Extracted data entries

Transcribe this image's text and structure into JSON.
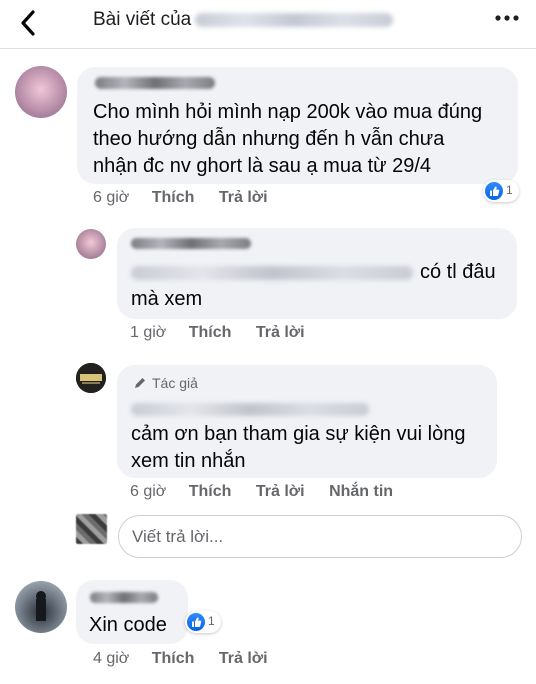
{
  "header": {
    "title": "Bài viết của"
  },
  "comments": [
    {
      "text_lines": [
        "Cho mình hỏi mình nạp 200k vào mua đúng",
        "theo hướng dẫn nhưng đến h vẫn chưa",
        "nhận đc nv ghort là sau ạ mua từ 29/4"
      ],
      "time": "6 giờ",
      "like_label": "Thích",
      "reply_label": "Trả lời",
      "reaction_count": "1"
    },
    {
      "text_line1_end": "có tl đâu",
      "text_line2": "mà xem",
      "time": "1 giờ",
      "like_label": "Thích",
      "reply_label": "Trả lời"
    },
    {
      "author_label": "Tác giả",
      "text_lines": [
        "cảm ơn bạn tham gia sự kiện vui lòng",
        "xem tin nhắn"
      ],
      "time": "6 giờ",
      "like_label": "Thích",
      "reply_label": "Trả lời",
      "message_label": "Nhắn tin"
    },
    {
      "text": "Xin code",
      "time": "4 giờ",
      "like_label": "Thích",
      "reply_label": "Trả lời",
      "reaction_count": "1"
    }
  ],
  "reply_box": {
    "placeholder": "Viết trả lời..."
  },
  "colors": {
    "bubble": "#f0f2f5",
    "secondary_text": "#65676b",
    "like_blue": "#1877f2"
  },
  "icons": {
    "back": "chevron-left-icon",
    "more": "more-dots-icon",
    "like": "like-thumb-icon",
    "author": "pencil-icon"
  }
}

▶ _Task instructions_
Return each line of the data, keeping its wording exact and omitting pictures.

▶ _Answer for this exercise_
Transcribe this image's text and structure into JSON.
{
  "header": {
    "title": "Bài viết của"
  },
  "comments": [
    {
      "text_lines": [
        "Cho mình hỏi mình nạp 200k vào mua đúng",
        "theo hướng dẫn nhưng đến h vẫn chưa",
        "nhận đc nv ghort là sau ạ mua từ 29/4"
      ],
      "time": "6 giờ",
      "like_label": "Thích",
      "reply_label": "Trả lời",
      "reaction_count": "1"
    },
    {
      "text_line1_end": "có tl đâu",
      "text_line2": "mà xem",
      "time": "1 giờ",
      "like_label": "Thích",
      "reply_label": "Trả lời"
    },
    {
      "author_label": "Tác giả",
      "text_lines": [
        "cảm ơn bạn tham gia sự kiện vui lòng",
        "xem tin nhắn"
      ],
      "time": "6 giờ",
      "like_label": "Thích",
      "reply_label": "Trả lời",
      "message_label": "Nhắn tin"
    },
    {
      "text": "Xin code",
      "time": "4 giờ",
      "like_label": "Thích",
      "reply_label": "Trả lời",
      "reaction_count": "1"
    }
  ],
  "reply_box": {
    "placeholder": "Viết trả lời..."
  },
  "colors": {
    "bubble": "#f0f2f5",
    "secondary_text": "#65676b",
    "like_blue": "#1877f2"
  },
  "icons": {
    "back": "chevron-left-icon",
    "more": "more-dots-icon",
    "like": "like-thumb-icon",
    "author": "pencil-icon"
  }
}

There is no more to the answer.